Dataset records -
▶

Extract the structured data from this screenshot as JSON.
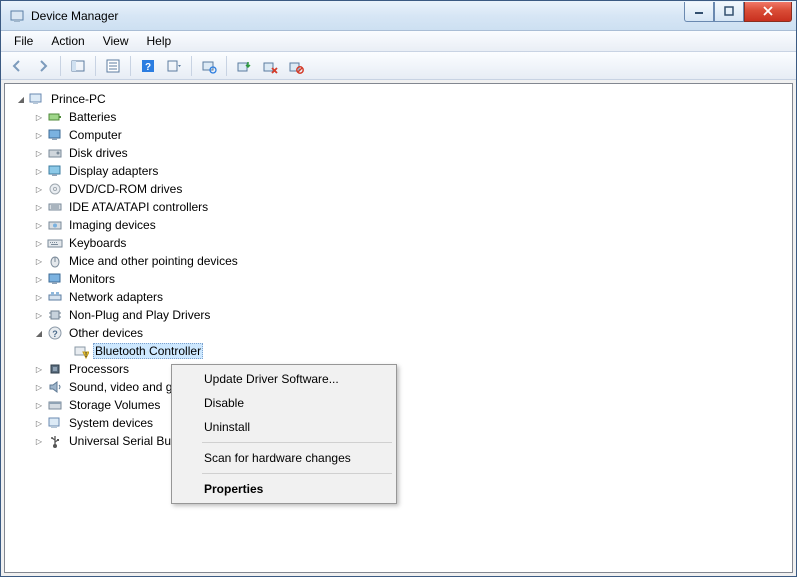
{
  "window": {
    "title": "Device Manager"
  },
  "menu": {
    "file": "File",
    "action": "Action",
    "view": "View",
    "help": "Help"
  },
  "tree": {
    "root": "Prince-PC",
    "categories": [
      {
        "label": "Batteries"
      },
      {
        "label": "Computer"
      },
      {
        "label": "Disk drives"
      },
      {
        "label": "Display adapters"
      },
      {
        "label": "DVD/CD-ROM drives"
      },
      {
        "label": "IDE ATA/ATAPI controllers"
      },
      {
        "label": "Imaging devices"
      },
      {
        "label": "Keyboards"
      },
      {
        "label": "Mice and other pointing devices"
      },
      {
        "label": "Monitors"
      },
      {
        "label": "Network adapters"
      },
      {
        "label": "Non-Plug and Play Drivers"
      },
      {
        "label": "Other devices",
        "expanded": true,
        "children": [
          {
            "label": "Bluetooth Controller",
            "selected": true,
            "warning": true
          }
        ]
      },
      {
        "label": "Processors"
      },
      {
        "label": "Sound, video and game controllers"
      },
      {
        "label": "Storage Volumes"
      },
      {
        "label": "System devices"
      },
      {
        "label": "Universal Serial Bus controllers"
      }
    ]
  },
  "context_menu": {
    "update": "Update Driver Software...",
    "disable": "Disable",
    "uninstall": "Uninstall",
    "scan": "Scan for hardware changes",
    "properties": "Properties"
  }
}
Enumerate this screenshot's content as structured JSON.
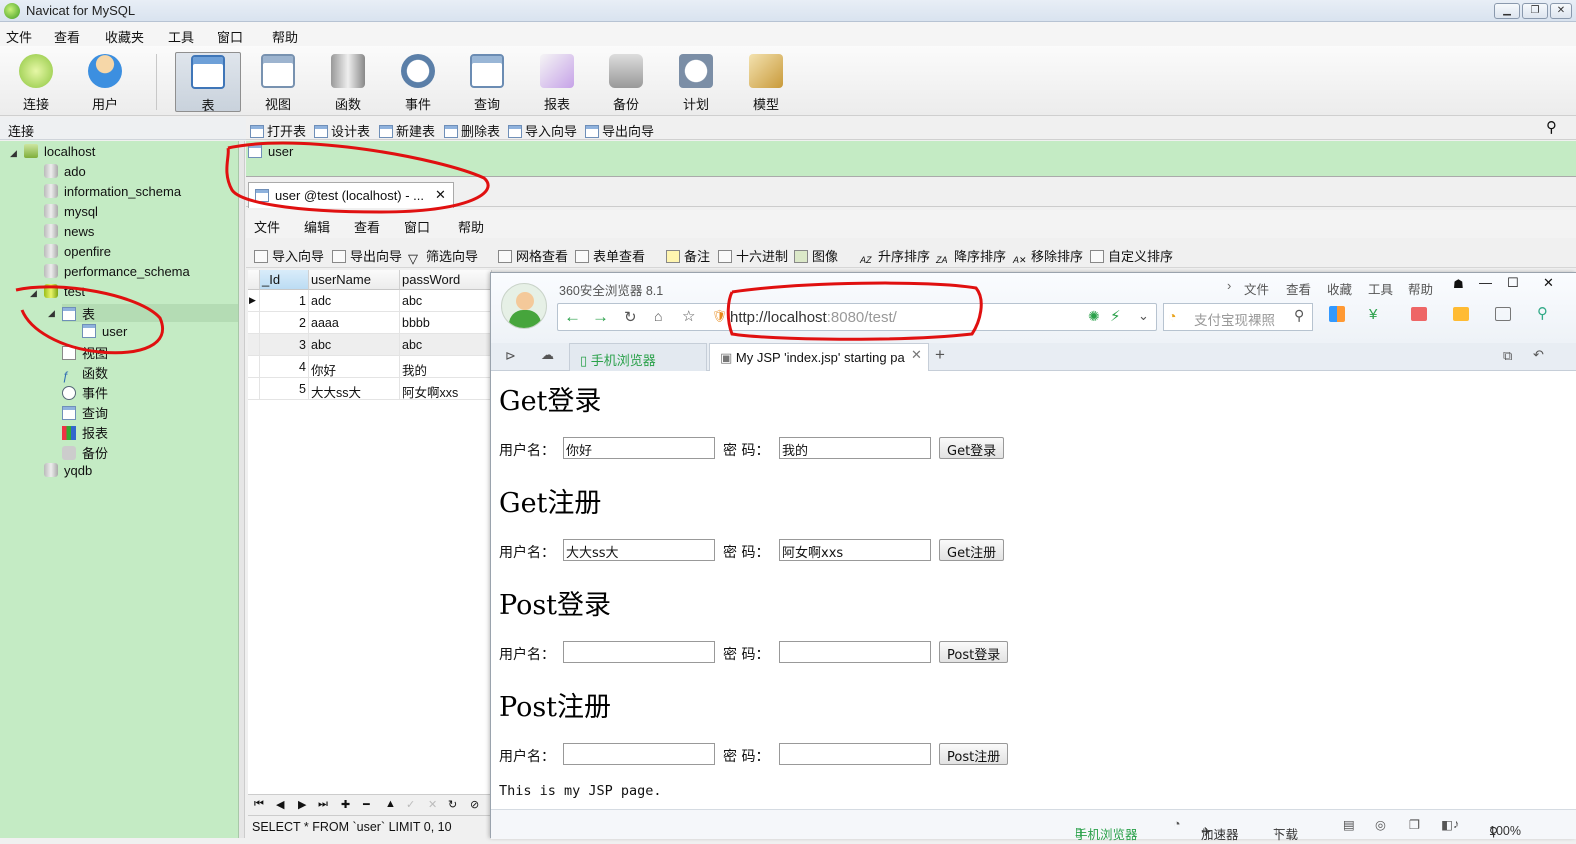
{
  "app": {
    "title": "Navicat for MySQL"
  },
  "menu": [
    "文件",
    "查看",
    "收藏夹",
    "工具",
    "窗口",
    "帮助"
  ],
  "big_toolbar": [
    {
      "label": "连接",
      "icon": "connection-icon"
    },
    {
      "label": "用户",
      "icon": "user-icon"
    },
    {
      "label": "表",
      "icon": "table-icon",
      "selected": true
    },
    {
      "label": "视图",
      "icon": "view-icon"
    },
    {
      "label": "函数",
      "icon": "function-icon"
    },
    {
      "label": "事件",
      "icon": "event-icon"
    },
    {
      "label": "查询",
      "icon": "query-icon"
    },
    {
      "label": "报表",
      "icon": "report-icon"
    },
    {
      "label": "备份",
      "icon": "backup-icon"
    },
    {
      "label": "计划",
      "icon": "schedule-icon"
    },
    {
      "label": "模型",
      "icon": "model-icon"
    }
  ],
  "left_panel": {
    "label": "连接"
  },
  "tree": {
    "root": "localhost",
    "databases": [
      "ado",
      "information_schema",
      "mysql",
      "news",
      "openfire",
      "performance_schema"
    ],
    "open_db": "test",
    "tables_node": "表",
    "table": "user",
    "children": [
      "视图",
      "函数",
      "事件",
      "查询",
      "报表",
      "备份"
    ],
    "last_db": "yqdb"
  },
  "object_toolbar": [
    "打开表",
    "设计表",
    "新建表",
    "删除表",
    "导入向导",
    "导出向导"
  ],
  "object_list": [
    "user"
  ],
  "doc_tab": {
    "title": "user @test (localhost) - ...",
    "close": "✕"
  },
  "sub_menu": [
    "文件",
    "编辑",
    "查看",
    "窗口",
    "帮助"
  ],
  "sub_toolbar": [
    "导入向导",
    "导出向导",
    "筛选向导",
    "网格查看",
    "表单查看",
    "备注",
    "十六进制",
    "图像",
    "升序排序",
    "降序排序",
    "移除排序",
    "自定义排序"
  ],
  "grid": {
    "columns": [
      "_Id",
      "userName",
      "passWord"
    ],
    "rows": [
      [
        "1",
        "adc",
        "abc"
      ],
      [
        "2",
        "aaaa",
        "bbbb"
      ],
      [
        "3",
        "abc",
        "abc"
      ],
      [
        "4",
        "你好",
        "我的"
      ],
      [
        "5",
        "大大ss大",
        "阿女啊xxs"
      ]
    ]
  },
  "sql": "SELECT * FROM `user` LIMIT 0, 10",
  "browser": {
    "title": "360安全浏览器 8.1",
    "menu": [
      "文件",
      "查看",
      "收藏",
      "工具",
      "帮助"
    ],
    "url_host": "http://localhost",
    "url_rest": ":8080/test/",
    "search_placeholder": "支付宝现裸照",
    "tabs": [
      {
        "label": "手机浏览器"
      },
      {
        "label": "My JSP 'index.jsp' starting pa"
      }
    ],
    "new_tab": "+",
    "status": [
      "手机浏览器",
      "加速器",
      "下载",
      "100%"
    ]
  },
  "page": {
    "sections": [
      {
        "heading": "Get登录",
        "user_label": "用户名：",
        "pass_label": "密 码：",
        "user": "你好",
        "pass": "我的",
        "button": "Get登录"
      },
      {
        "heading": "Get注册",
        "user_label": "用户名：",
        "pass_label": "密 码：",
        "user": "大大ss大",
        "pass": "阿女啊xxs",
        "button": "Get注册"
      },
      {
        "heading": "Post登录",
        "user_label": "用户名：",
        "pass_label": "密 码：",
        "user": "",
        "pass": "",
        "button": "Post登录"
      },
      {
        "heading": "Post注册",
        "user_label": "用户名：",
        "pass_label": "密 码：",
        "user": "",
        "pass": "",
        "button": "Post注册"
      }
    ],
    "footer": "This is my JSP page."
  }
}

◀

Objective -
Copy all the lines of data exactly as they appear, dropping any images.

Task result -
Extract the structured data from this screenshot as JSON.
{
  "window": {
    "title": "Device Manager"
  },
  "menu": {
    "file": "File",
    "action": "Action",
    "view": "View",
    "help": "Help"
  },
  "tree": {
    "root": "Prince-PC",
    "categories": [
      {
        "label": "Batteries"
      },
      {
        "label": "Computer"
      },
      {
        "label": "Disk drives"
      },
      {
        "label": "Display adapters"
      },
      {
        "label": "DVD/CD-ROM drives"
      },
      {
        "label": "IDE ATA/ATAPI controllers"
      },
      {
        "label": "Imaging devices"
      },
      {
        "label": "Keyboards"
      },
      {
        "label": "Mice and other pointing devices"
      },
      {
        "label": "Monitors"
      },
      {
        "label": "Network adapters"
      },
      {
        "label": "Non-Plug and Play Drivers"
      },
      {
        "label": "Other devices",
        "expanded": true,
        "children": [
          {
            "label": "Bluetooth Controller",
            "selected": true,
            "warning": true
          }
        ]
      },
      {
        "label": "Processors"
      },
      {
        "label": "Sound, video and game controllers"
      },
      {
        "label": "Storage Volumes"
      },
      {
        "label": "System devices"
      },
      {
        "label": "Universal Serial Bus controllers"
      }
    ]
  },
  "context_menu": {
    "update": "Update Driver Software...",
    "disable": "Disable",
    "uninstall": "Uninstall",
    "scan": "Scan for hardware changes",
    "properties": "Properties"
  }
}
Enumerate this screenshot's content as structured JSON.
{
  "app": {
    "title": "Navicat for MySQL"
  },
  "menu": [
    "文件",
    "查看",
    "收藏夹",
    "工具",
    "窗口",
    "帮助"
  ],
  "big_toolbar": [
    {
      "label": "连接",
      "icon": "connection-icon"
    },
    {
      "label": "用户",
      "icon": "user-icon"
    },
    {
      "label": "表",
      "icon": "table-icon",
      "selected": true
    },
    {
      "label": "视图",
      "icon": "view-icon"
    },
    {
      "label": "函数",
      "icon": "function-icon"
    },
    {
      "label": "事件",
      "icon": "event-icon"
    },
    {
      "label": "查询",
      "icon": "query-icon"
    },
    {
      "label": "报表",
      "icon": "report-icon"
    },
    {
      "label": "备份",
      "icon": "backup-icon"
    },
    {
      "label": "计划",
      "icon": "schedule-icon"
    },
    {
      "label": "模型",
      "icon": "model-icon"
    }
  ],
  "left_panel": {
    "label": "连接"
  },
  "tree": {
    "root": "localhost",
    "databases": [
      "ado",
      "information_schema",
      "mysql",
      "news",
      "openfire",
      "performance_schema"
    ],
    "open_db": "test",
    "tables_node": "表",
    "table": "user",
    "children": [
      "视图",
      "函数",
      "事件",
      "查询",
      "报表",
      "备份"
    ],
    "last_db": "yqdb"
  },
  "object_toolbar": [
    "打开表",
    "设计表",
    "新建表",
    "删除表",
    "导入向导",
    "导出向导"
  ],
  "object_list": [
    "user"
  ],
  "doc_tab": {
    "title": "user @test (localhost) - ...",
    "close": "✕"
  },
  "sub_menu": [
    "文件",
    "编辑",
    "查看",
    "窗口",
    "帮助"
  ],
  "sub_toolbar": [
    "导入向导",
    "导出向导",
    "筛选向导",
    "网格查看",
    "表单查看",
    "备注",
    "十六进制",
    "图像",
    "升序排序",
    "降序排序",
    "移除排序",
    "自定义排序"
  ],
  "grid": {
    "columns": [
      "_Id",
      "userName",
      "passWord"
    ],
    "rows": [
      [
        "1",
        "adc",
        "abc"
      ],
      [
        "2",
        "aaaa",
        "bbbb"
      ],
      [
        "3",
        "abc",
        "abc"
      ],
      [
        "4",
        "你好",
        "我的"
      ],
      [
        "5",
        "大大ss大",
        "阿女啊xxs"
      ]
    ]
  },
  "sql": "SELECT * FROM `user` LIMIT 0, 10",
  "browser": {
    "title": "360安全浏览器 8.1",
    "menu": [
      "文件",
      "查看",
      "收藏",
      "工具",
      "帮助"
    ],
    "url_host": "http://localhost",
    "url_rest": ":8080/test/",
    "search_placeholder": "支付宝现裸照",
    "tabs": [
      {
        "label": "手机浏览器"
      },
      {
        "label": "My JSP 'index.jsp' starting pa"
      }
    ],
    "new_tab": "+",
    "status": [
      "手机浏览器",
      "加速器",
      "下载",
      "100%"
    ]
  },
  "page": {
    "sections": [
      {
        "heading": "Get登录",
        "user_label": "用户名：",
        "pass_label": "密 码：",
        "user": "你好",
        "pass": "我的",
        "button": "Get登录"
      },
      {
        "heading": "Get注册",
        "user_label": "用户名：",
        "pass_label": "密 码：",
        "user": "大大ss大",
        "pass": "阿女啊xxs",
        "button": "Get注册"
      },
      {
        "heading": "Post登录",
        "user_label": "用户名：",
        "pass_label": "密 码：",
        "user": "",
        "pass": "",
        "button": "Post登录"
      },
      {
        "heading": "Post注册",
        "user_label": "用户名：",
        "pass_label": "密 码：",
        "user": "",
        "pass": "",
        "button": "Post注册"
      }
    ],
    "footer": "This is my JSP page."
  }
}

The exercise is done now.